REQUIRED WORK:
All the data should be repeated exactly. Any image in it is left out.
-------- SUPPLIED MATERIAL
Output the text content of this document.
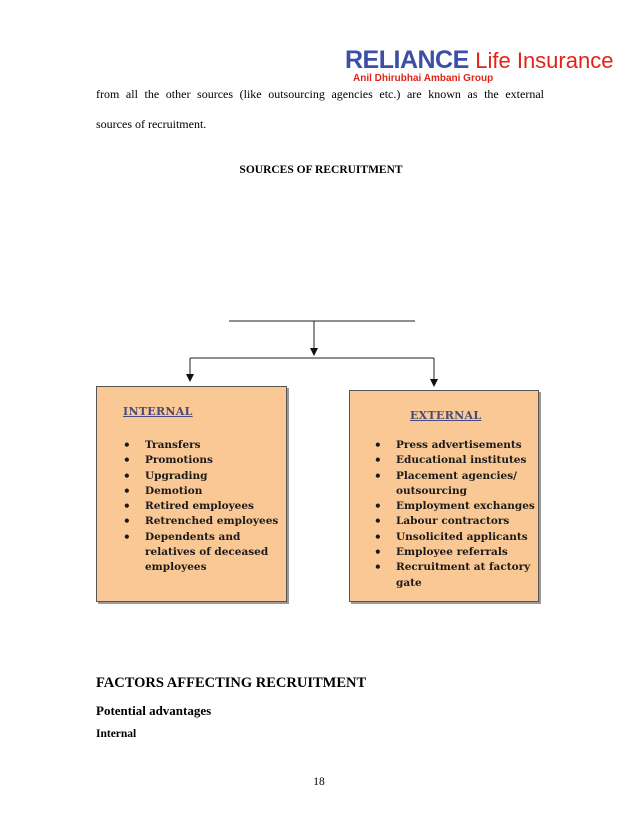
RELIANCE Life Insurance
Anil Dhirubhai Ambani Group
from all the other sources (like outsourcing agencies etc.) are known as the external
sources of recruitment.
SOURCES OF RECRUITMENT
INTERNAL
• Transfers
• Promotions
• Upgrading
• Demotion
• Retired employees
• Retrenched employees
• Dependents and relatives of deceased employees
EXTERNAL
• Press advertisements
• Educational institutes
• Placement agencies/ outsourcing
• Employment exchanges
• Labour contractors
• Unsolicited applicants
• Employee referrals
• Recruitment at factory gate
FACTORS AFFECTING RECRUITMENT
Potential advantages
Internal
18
----------------
ANSWER TO THIS EXERCISE:
Output the text content of this document.
RELIANCE Life Insurance
Anil Dhirubhai Ambani Group
from all the other sources (like outsourcing agencies etc.) are known as the external
sources of recruitment.
SOURCES OF RECRUITMENT
INTERNAL
• Transfers
• Promotions
• Upgrading
• Demotion
• Retired employees
• Retrenched employees
• Dependents and relatives of deceased employees
EXTERNAL
• Press advertisements
• Educational institutes
• Placement agencies/ outsourcing
• Employment exchanges
• Labour contractors
• Unsolicited applicants
• Employee referrals
• Recruitment at factory gate
FACTORS AFFECTING RECRUITMENT
Potential advantages
Internal
18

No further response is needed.